_Task details_. All of the data needs to be repeated exactly.

Begin Data supplied

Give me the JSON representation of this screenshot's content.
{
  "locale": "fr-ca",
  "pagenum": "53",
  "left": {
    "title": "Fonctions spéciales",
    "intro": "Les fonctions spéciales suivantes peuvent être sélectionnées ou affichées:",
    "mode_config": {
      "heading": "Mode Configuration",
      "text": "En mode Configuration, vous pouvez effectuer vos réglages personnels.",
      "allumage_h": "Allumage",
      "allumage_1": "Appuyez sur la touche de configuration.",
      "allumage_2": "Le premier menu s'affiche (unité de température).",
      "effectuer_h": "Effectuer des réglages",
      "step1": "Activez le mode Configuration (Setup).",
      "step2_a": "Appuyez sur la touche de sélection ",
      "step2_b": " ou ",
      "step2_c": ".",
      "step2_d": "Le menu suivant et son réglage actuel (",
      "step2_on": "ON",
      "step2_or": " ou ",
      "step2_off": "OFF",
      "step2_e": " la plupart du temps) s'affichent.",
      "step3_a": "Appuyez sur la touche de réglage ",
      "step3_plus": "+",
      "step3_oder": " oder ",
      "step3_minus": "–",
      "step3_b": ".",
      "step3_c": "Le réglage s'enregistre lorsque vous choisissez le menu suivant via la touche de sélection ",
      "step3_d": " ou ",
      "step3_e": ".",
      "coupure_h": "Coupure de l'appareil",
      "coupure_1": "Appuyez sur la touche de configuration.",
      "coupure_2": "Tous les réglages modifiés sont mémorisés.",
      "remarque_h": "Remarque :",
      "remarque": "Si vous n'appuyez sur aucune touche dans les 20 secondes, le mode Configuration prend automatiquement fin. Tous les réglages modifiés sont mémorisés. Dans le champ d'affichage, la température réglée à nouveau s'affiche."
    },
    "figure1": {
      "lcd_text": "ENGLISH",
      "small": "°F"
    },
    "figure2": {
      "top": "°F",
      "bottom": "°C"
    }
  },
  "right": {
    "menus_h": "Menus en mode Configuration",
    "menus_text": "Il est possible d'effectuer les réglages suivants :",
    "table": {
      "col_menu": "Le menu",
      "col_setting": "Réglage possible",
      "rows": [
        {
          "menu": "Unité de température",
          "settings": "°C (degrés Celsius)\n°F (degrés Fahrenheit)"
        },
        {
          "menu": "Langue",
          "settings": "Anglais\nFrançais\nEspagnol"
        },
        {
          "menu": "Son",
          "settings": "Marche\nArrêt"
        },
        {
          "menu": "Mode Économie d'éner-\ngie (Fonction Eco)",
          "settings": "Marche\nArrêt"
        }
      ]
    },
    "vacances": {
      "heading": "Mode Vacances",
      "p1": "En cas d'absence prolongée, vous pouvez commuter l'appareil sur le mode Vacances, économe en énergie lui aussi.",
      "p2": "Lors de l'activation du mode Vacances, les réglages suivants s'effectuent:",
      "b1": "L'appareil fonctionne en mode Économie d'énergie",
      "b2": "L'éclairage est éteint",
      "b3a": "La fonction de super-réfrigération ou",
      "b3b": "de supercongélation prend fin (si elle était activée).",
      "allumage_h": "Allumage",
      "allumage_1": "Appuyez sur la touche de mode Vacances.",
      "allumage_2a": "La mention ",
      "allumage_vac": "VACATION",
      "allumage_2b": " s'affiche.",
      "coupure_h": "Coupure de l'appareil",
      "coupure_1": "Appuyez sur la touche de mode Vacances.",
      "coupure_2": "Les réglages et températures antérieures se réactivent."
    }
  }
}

End Data supplied

_Expected answer_.
Give me the JSON representation of this screenshot's content.
{
  "locale": "fr-ca",
  "pagenum": "53",
  "left": {
    "title": "Fonctions spéciales",
    "intro": "Les fonctions spéciales suivantes peuvent être sélectionnées ou affichées:",
    "mode_config": {
      "heading": "Mode Configuration",
      "text": "En mode Configuration, vous pouvez effectuer vos réglages personnels.",
      "allumage_h": "Allumage",
      "allumage_1": "Appuyez sur la touche de configuration.",
      "allumage_2": "Le premier menu s'affiche (unité de température).",
      "effectuer_h": "Effectuer des réglages",
      "step1": "Activez le mode Configuration (Setup).",
      "step2_a": "Appuyez sur la touche de sélection ",
      "step2_b": " ou ",
      "step2_c": ".",
      "step2_d": "Le menu suivant et son réglage actuel (",
      "step2_on": "ON",
      "step2_or": " ou ",
      "step2_off": "OFF",
      "step2_e": " la plupart du temps) s'affichent.",
      "step3_a": "Appuyez sur la touche de réglage ",
      "step3_plus": "+",
      "step3_oder": " oder ",
      "step3_minus": "–",
      "step3_b": ".",
      "step3_c": "Le réglage s'enregistre lorsque vous choisissez le menu suivant via la touche de sélection ",
      "step3_d": " ou ",
      "step3_e": ".",
      "coupure_h": "Coupure de l'appareil",
      "coupure_1": "Appuyez sur la touche de configuration.",
      "coupure_2": "Tous les réglages modifiés sont mémorisés.",
      "remarque_h": "Remarque :",
      "remarque": "Si vous n'appuyez sur aucune touche dans les 20 secondes, le mode Configuration prend automatiquement fin. Tous les réglages modifiés sont mémorisés. Dans le champ d'affichage, la température réglée à nouveau s'affiche."
    },
    "figure1": {
      "lcd_text": "ENGLISH",
      "small": "°F"
    },
    "figure2": {
      "top": "°F",
      "bottom": "°C"
    }
  },
  "right": {
    "menus_h": "Menus en mode Configuration",
    "menus_text": "Il est possible d'effectuer les réglages suivants :",
    "table": {
      "col_menu": "Le menu",
      "col_setting": "Réglage possible",
      "rows": [
        {
          "menu": "Unité de température",
          "settings": "°C (degrés Celsius)\n°F (degrés Fahrenheit)"
        },
        {
          "menu": "Langue",
          "settings": "Anglais\nFrançais\nEspagnol"
        },
        {
          "menu": "Son",
          "settings": "Marche\nArrêt"
        },
        {
          "menu": "Mode Économie d'éner-\ngie (Fonction Eco)",
          "settings": "Marche\nArrêt"
        }
      ]
    },
    "vacances": {
      "heading": "Mode Vacances",
      "p1": "En cas d'absence prolongée, vous pouvez commuter l'appareil sur le mode Vacances, économe en énergie lui aussi.",
      "p2": "Lors de l'activation du mode Vacances, les réglages suivants s'effectuent:",
      "b1": "L'appareil fonctionne en mode Économie d'énergie",
      "b2": "L'éclairage est éteint",
      "b3a": "La fonction de super-réfrigération ou",
      "b3b": "de supercongélation prend fin (si elle était activée).",
      "allumage_h": "Allumage",
      "allumage_1": "Appuyez sur la touche de mode Vacances.",
      "allumage_2a": "La mention ",
      "allumage_vac": "VACATION",
      "allumage_2b": " s'affiche.",
      "coupure_h": "Coupure de l'appareil",
      "coupure_1": "Appuyez sur la touche de mode Vacances.",
      "coupure_2": "Les réglages et températures antérieures se réactivent."
    }
  }
}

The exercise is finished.